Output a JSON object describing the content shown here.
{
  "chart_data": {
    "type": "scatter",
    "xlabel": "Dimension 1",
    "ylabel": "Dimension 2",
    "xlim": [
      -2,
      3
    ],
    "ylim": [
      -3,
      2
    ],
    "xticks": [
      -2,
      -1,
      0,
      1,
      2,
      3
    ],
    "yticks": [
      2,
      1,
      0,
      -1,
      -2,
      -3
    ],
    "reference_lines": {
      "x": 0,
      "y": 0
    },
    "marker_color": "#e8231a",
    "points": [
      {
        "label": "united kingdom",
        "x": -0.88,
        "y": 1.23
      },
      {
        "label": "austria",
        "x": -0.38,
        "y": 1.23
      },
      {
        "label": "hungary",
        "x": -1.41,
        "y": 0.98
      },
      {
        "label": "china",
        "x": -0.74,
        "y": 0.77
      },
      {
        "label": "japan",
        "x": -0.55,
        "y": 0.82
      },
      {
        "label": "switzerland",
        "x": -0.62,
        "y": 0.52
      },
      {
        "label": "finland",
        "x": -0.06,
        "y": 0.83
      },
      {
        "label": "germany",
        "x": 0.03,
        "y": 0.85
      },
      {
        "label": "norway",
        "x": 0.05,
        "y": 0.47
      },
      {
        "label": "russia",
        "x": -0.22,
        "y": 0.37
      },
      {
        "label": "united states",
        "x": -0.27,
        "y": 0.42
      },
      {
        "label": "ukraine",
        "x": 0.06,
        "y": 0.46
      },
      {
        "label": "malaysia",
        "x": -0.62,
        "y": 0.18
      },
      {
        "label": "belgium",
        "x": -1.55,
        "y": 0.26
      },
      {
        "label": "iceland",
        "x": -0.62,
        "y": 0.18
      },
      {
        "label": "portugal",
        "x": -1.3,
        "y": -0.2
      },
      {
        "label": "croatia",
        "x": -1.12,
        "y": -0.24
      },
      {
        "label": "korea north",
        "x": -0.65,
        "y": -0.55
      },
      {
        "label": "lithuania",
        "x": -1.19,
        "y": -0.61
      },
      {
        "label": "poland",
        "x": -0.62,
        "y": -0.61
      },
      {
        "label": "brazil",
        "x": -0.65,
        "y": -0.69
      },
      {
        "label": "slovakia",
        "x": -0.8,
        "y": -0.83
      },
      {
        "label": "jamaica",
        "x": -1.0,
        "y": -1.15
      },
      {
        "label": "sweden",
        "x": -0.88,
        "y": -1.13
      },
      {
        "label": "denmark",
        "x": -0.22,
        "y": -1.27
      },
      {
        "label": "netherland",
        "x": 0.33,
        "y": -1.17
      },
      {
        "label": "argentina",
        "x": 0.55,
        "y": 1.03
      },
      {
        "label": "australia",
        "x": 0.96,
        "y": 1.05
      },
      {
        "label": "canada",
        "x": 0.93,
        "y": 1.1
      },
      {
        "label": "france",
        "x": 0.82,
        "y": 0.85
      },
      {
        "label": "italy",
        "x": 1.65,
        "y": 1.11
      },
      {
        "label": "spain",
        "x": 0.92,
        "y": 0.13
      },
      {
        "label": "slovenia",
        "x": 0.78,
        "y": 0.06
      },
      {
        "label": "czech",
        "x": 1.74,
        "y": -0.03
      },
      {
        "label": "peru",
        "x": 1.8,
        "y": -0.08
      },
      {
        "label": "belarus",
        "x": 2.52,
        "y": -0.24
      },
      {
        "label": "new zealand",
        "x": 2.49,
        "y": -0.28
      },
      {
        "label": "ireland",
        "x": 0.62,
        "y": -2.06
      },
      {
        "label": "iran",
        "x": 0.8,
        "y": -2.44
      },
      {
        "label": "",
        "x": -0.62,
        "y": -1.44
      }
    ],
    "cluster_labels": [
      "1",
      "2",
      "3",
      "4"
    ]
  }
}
...
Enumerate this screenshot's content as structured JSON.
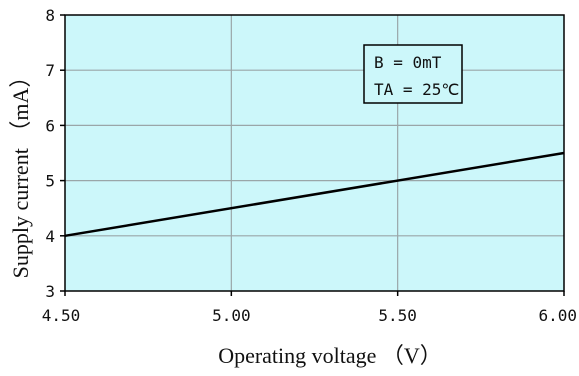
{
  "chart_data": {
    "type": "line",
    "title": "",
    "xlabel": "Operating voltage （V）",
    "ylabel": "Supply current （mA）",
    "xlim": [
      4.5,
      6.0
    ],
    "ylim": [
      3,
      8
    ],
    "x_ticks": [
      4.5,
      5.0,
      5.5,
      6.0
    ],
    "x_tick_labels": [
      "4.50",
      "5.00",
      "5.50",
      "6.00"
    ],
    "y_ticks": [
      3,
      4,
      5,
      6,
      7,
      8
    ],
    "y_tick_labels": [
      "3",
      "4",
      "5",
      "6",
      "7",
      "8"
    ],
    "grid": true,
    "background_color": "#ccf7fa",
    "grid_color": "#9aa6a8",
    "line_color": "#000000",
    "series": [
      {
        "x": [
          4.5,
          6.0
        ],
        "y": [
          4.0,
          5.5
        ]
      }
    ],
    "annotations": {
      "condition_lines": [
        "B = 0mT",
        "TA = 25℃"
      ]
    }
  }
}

§ **PROBLEM REQUIREMENTS**
From the entries above, extract each line containing "content".

§ **TASK RESULT**
Output a JSON object describing the content shown here.
Enumerate this screenshot's content as structured JSON.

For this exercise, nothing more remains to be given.